» GOAL: Scan the lines below for the word "sales". Copy each line you find it in.

» DATA FOR THIS TASK:
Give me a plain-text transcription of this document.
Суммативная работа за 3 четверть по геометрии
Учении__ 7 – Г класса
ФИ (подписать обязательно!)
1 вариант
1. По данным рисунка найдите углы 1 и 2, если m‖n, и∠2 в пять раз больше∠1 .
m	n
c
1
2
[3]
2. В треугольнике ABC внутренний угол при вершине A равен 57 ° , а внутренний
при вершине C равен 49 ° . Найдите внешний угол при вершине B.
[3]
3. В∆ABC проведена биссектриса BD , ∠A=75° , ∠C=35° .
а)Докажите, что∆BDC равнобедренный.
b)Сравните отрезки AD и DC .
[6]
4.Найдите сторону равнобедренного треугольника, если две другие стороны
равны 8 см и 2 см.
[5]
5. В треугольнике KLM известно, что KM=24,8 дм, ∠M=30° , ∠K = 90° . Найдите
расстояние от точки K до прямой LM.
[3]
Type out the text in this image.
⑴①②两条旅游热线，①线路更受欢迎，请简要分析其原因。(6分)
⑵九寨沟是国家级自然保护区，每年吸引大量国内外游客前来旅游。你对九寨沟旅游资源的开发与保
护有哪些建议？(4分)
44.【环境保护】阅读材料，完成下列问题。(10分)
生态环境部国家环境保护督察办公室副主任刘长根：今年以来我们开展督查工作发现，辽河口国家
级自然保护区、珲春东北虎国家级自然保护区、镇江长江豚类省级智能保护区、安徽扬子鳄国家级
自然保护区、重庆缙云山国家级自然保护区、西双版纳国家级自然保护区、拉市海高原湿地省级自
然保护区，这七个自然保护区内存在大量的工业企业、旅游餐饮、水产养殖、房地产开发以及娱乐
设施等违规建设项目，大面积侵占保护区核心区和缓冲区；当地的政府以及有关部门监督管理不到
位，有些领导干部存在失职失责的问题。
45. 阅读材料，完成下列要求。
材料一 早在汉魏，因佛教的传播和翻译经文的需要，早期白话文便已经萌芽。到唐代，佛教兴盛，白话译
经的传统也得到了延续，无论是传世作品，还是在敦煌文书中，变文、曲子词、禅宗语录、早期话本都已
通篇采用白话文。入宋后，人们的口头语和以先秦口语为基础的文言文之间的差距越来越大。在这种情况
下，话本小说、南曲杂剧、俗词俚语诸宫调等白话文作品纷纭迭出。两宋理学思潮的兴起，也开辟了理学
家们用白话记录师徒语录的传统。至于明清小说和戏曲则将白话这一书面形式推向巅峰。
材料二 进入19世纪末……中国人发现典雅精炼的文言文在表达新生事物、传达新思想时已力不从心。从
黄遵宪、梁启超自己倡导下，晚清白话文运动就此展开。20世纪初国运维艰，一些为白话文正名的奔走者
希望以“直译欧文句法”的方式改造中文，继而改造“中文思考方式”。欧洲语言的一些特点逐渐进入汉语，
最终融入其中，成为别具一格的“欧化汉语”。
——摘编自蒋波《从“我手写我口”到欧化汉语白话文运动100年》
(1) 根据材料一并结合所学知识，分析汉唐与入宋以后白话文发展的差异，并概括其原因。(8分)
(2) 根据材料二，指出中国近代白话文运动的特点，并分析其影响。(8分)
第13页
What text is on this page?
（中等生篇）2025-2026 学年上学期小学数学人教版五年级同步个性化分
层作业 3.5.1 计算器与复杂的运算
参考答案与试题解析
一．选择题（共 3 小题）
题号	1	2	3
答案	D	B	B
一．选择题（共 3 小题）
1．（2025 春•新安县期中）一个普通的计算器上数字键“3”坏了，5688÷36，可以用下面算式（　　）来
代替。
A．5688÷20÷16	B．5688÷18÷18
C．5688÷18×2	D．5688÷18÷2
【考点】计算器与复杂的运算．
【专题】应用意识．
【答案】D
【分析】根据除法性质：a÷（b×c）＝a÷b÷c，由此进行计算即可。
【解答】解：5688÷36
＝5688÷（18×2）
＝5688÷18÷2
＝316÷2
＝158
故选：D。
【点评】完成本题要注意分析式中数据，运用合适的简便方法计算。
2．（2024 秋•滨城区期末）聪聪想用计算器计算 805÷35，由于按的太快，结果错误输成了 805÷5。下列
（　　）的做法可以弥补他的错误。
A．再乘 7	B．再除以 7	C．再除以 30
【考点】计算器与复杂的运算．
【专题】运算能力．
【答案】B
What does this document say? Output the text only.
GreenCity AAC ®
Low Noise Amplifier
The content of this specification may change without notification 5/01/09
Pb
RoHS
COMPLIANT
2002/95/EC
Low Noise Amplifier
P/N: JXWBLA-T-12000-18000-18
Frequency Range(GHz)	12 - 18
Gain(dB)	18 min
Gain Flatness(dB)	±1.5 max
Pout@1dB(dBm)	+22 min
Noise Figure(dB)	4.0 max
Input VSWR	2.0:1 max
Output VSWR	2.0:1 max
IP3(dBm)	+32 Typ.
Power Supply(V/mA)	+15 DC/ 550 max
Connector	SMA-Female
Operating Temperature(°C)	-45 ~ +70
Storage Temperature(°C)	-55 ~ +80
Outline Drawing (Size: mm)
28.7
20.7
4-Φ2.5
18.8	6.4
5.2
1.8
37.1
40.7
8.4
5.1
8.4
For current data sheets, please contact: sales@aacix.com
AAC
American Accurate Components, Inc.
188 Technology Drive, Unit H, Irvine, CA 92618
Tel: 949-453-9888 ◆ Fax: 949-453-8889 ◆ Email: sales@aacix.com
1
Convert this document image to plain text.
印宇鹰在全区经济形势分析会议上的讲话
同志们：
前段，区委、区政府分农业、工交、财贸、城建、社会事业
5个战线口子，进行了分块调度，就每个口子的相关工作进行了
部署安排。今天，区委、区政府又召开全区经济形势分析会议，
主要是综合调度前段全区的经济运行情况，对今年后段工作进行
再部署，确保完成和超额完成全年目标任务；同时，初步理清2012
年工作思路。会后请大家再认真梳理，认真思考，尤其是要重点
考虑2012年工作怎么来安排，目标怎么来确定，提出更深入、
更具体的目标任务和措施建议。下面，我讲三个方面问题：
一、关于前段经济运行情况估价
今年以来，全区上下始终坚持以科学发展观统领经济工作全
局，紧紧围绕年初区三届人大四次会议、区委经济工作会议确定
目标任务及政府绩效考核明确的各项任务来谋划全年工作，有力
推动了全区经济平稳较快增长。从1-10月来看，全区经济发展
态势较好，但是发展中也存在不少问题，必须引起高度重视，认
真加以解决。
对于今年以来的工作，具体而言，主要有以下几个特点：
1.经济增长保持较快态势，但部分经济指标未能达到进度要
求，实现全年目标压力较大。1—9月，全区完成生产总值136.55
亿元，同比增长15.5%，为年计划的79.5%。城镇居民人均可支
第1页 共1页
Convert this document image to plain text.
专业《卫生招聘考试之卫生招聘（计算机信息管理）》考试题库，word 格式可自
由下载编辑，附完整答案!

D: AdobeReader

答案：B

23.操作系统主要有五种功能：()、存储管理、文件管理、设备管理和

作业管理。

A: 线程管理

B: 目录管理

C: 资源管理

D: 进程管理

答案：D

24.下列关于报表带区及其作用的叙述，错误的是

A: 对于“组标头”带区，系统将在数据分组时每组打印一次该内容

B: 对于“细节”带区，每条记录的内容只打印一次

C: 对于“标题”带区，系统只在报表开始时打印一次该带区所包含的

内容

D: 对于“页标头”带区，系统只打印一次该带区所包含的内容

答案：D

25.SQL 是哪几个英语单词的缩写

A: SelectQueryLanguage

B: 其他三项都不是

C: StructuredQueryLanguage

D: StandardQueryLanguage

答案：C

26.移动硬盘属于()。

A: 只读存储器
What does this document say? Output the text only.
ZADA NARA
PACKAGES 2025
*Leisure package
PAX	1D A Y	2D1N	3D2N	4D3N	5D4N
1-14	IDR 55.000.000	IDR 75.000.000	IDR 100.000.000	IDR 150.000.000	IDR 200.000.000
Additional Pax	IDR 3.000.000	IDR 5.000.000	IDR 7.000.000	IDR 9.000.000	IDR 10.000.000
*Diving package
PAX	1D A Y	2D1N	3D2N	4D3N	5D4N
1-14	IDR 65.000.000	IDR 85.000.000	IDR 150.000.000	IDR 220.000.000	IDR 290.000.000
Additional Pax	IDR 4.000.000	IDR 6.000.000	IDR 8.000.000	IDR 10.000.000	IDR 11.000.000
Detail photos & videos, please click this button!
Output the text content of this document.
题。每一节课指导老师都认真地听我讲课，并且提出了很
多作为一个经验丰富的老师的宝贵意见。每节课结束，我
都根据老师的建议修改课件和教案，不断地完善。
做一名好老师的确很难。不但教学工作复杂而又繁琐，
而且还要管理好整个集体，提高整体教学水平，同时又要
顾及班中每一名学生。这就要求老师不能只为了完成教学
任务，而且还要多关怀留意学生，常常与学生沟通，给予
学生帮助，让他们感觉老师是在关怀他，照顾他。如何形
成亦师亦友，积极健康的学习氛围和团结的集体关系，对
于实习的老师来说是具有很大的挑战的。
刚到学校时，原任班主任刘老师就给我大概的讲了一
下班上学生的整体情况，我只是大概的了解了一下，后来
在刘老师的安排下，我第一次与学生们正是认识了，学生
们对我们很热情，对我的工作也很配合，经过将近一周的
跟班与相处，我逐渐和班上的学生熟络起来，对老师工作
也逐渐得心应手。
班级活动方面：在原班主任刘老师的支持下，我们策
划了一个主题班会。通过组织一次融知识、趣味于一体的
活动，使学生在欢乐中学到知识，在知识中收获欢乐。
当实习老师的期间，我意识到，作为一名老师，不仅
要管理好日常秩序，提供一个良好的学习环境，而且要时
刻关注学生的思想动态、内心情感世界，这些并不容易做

» WRITTEN REPLY:
For current data sheets, please contact: sales@aacix.com
Tel: 949-453-9888 ◆ Fax: 949-453-8889 ◆ Email: sales@aacix.com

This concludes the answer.